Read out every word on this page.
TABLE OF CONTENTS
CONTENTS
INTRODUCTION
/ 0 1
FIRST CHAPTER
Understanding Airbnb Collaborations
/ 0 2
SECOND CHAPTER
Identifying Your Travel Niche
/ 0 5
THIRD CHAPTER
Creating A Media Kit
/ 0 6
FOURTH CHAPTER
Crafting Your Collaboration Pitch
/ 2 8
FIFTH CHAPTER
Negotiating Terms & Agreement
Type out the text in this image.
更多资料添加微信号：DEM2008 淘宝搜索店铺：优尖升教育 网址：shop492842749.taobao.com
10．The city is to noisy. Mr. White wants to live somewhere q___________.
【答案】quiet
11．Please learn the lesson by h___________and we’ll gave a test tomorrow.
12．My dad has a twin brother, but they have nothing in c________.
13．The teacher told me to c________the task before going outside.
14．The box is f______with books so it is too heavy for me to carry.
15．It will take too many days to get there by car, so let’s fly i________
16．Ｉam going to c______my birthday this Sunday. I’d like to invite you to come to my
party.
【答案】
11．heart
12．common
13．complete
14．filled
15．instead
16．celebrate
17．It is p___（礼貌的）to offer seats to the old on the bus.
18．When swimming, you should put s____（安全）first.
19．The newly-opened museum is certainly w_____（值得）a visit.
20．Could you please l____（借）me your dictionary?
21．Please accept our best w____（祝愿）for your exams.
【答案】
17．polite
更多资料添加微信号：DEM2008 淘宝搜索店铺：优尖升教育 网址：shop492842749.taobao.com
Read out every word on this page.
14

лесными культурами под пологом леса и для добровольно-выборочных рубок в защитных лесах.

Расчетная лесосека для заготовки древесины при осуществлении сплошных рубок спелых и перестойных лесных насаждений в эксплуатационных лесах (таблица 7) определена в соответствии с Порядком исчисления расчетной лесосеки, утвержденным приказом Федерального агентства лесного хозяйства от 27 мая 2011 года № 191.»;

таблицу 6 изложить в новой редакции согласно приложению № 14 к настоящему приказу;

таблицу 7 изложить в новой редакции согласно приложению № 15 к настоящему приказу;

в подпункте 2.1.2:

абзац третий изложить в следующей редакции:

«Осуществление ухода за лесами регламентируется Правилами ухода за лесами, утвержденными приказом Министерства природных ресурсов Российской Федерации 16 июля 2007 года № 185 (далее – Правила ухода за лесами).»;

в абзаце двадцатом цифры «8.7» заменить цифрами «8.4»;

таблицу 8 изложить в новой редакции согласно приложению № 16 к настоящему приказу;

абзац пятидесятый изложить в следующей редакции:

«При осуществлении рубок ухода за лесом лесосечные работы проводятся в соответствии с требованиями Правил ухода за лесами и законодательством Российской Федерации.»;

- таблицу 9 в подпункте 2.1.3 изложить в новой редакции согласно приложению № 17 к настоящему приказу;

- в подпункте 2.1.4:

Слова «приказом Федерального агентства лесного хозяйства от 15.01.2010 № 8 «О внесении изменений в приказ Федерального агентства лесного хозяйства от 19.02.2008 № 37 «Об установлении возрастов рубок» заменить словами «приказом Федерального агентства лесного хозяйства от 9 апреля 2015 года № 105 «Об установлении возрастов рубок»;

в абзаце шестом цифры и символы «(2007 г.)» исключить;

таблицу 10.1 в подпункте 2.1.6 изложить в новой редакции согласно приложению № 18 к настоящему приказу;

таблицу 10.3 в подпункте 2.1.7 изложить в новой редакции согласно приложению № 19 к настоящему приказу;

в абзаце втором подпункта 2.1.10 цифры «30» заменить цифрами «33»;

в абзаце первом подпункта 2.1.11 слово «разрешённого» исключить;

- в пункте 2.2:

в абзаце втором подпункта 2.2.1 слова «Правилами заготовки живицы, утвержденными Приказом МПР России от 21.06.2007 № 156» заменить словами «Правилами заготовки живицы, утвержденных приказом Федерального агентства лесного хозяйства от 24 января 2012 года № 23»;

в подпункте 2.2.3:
◇ ◇ ◇ ◇ ◇
## STATED PROBLEM
Show every line in the records above that contains the word "редакции".

## SOLUTION
таблицу 6 изложить в новой редакции согласно приложению № 14 к настоящему приказу;
таблицу 7 изложить в новой редакции согласно приложению № 15 к настоящему приказу;
абзац третий изложить в следующей редакции:
таблицу 8 изложить в новой редакции согласно приложению № 16 к настоящему приказу;
абзац пятидесятый изложить в следующей редакции:
- таблицу 9 в подпункте 2.1.3 изложить в новой редакции согласно приложению № 17 к настоящему приказу;
таблицу 10.1 в подпункте 2.1.6 изложить в новой редакции согласно приложению № 18 к настоящему приказу;
таблицу 10.3 в подпункте 2.1.7 изложить в новой редакции согласно приложению № 19 к настоящему приказу;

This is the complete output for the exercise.